- Request
Reproduce all entries verbatim, with nothing added or dropped.

(Dataset items)
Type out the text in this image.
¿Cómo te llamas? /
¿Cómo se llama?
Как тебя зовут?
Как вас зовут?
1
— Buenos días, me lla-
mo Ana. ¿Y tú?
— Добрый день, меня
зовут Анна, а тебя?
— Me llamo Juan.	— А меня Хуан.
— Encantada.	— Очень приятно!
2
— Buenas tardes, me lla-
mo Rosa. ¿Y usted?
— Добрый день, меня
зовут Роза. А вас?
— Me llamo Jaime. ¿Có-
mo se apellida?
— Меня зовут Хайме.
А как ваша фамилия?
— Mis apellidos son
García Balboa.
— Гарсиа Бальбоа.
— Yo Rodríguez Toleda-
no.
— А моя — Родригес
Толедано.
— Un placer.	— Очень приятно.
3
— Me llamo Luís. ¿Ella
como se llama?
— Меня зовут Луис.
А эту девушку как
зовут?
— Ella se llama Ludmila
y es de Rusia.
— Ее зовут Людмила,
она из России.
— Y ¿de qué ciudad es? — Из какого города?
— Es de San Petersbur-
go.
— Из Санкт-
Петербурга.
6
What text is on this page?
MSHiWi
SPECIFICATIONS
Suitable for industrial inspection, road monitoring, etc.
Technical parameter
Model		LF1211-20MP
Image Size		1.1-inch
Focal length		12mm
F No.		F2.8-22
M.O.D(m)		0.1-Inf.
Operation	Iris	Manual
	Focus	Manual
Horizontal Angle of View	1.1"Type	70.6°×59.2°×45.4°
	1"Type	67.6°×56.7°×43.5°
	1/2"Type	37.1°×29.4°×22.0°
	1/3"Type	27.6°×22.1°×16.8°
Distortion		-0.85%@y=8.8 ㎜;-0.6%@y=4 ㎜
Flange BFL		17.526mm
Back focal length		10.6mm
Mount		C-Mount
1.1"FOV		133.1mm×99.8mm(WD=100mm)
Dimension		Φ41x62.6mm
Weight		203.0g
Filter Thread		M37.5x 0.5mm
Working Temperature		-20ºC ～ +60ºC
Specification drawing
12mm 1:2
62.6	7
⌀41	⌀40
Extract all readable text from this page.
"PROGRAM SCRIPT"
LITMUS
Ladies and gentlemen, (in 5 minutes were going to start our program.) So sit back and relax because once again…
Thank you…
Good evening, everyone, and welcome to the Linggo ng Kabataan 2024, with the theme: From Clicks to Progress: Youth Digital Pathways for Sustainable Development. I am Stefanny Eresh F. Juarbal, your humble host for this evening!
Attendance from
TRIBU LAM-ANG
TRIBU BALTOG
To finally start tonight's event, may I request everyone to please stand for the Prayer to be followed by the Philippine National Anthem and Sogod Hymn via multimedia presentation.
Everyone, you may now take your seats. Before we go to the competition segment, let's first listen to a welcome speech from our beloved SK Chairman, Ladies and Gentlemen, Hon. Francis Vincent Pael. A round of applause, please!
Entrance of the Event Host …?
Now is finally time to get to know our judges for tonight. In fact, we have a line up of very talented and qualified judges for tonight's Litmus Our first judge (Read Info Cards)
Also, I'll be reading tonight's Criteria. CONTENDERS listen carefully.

- Expected answer
Type out the text in this image.
¿Cómo te llamas? /
¿Cómo se llama?
Как тебя зовут?
Как вас зовут?
1
— Buenos días, me lla-
mo Ana. ¿Y tú?
— Добрый день, меня
зовут Анна, а тебя?
— Me llamo Juan.	— А меня Хуан.
— Encantada.	— Очень приятно!
2
— Buenas tardes, me lla-
mo Rosa. ¿Y usted?
— Добрый день, меня
зовут Роза. А вас?
— Me llamo Jaime. ¿Có-
mo se apellida?
— Меня зовут Хайме.
А как ваша фамилия?
— Mis apellidos son
García Balboa.
— Гарсиа Бальбоа.
— Yo Rodríguez Toleda-
no.
— А моя — Родригес
Толедано.
— Un placer.	— Очень приятно.
3
— Me llamo Luís. ¿Ella
como se llama?
— Меня зовут Луис.
А эту девушку как
зовут?
— Ella se llama Ludmila
y es de Rusia.
— Ее зовут Людмила,
она из России.
— Y ¿de qué ciudad es? — Из какого города?
— Es de San Petersbur-
go.
— Из Санкт-
Петербурга.
6
What text is on this page?
MSHiWi
SPECIFICATIONS
Suitable for industrial inspection, road monitoring, etc.
Technical parameter
Model		LF1211-20MP
Image Size		1.1-inch
Focal length		12mm
F No.		F2.8-22
M.O.D(m)		0.1-Inf.
Operation	Iris	Manual
	Focus	Manual
Horizontal Angle of View	1.1"Type	70.6°×59.2°×45.4°
	1"Type	67.6°×56.7°×43.5°
	1/2"Type	37.1°×29.4°×22.0°
	1/3"Type	27.6°×22.1°×16.8°
Distortion		-0.85%@y=8.8 ㎜;-0.6%@y=4 ㎜
Flange BFL		17.526mm
Back focal length		10.6mm
Mount		C-Mount
1.1"FOV		133.1mm×99.8mm(WD=100mm)
Dimension		Φ41x62.6mm
Weight		203.0g
Filter Thread		M37.5x 0.5mm
Working Temperature		-20ºC ～ +60ºC
Specification drawing
12mm 1:2
62.6	7
⌀41	⌀40
Extract all readable text from this page.
"PROGRAM SCRIPT"
LITMUS
Ladies and gentlemen, (in 5 minutes were going to start our program.) So sit back and relax because once again…
Thank you…
Good evening, everyone, and welcome to the Linggo ng Kabataan 2024, with the theme: From Clicks to Progress: Youth Digital Pathways for Sustainable Development. I am Stefanny Eresh F. Juarbal, your humble host for this evening!
Attendance from
TRIBU LAM-ANG
TRIBU BALTOG
To finally start tonight's event, may I request everyone to please stand for the Prayer to be followed by the Philippine National Anthem and Sogod Hymn via multimedia presentation.
Everyone, you may now take your seats. Before we go to the competition segment, let's first listen to a welcome speech from our beloved SK Chairman, Ladies and Gentlemen, Hon. Francis Vincent Pael. A round of applause, please!
Entrance of the Event Host …?
Now is finally time to get to know our judges for tonight. In fact, we have a line up of very talented and qualified judges for tonight's Litmus Our first judge (Read Info Cards)
Also, I'll be reading tonight's Criteria. CONTENDERS listen carefully.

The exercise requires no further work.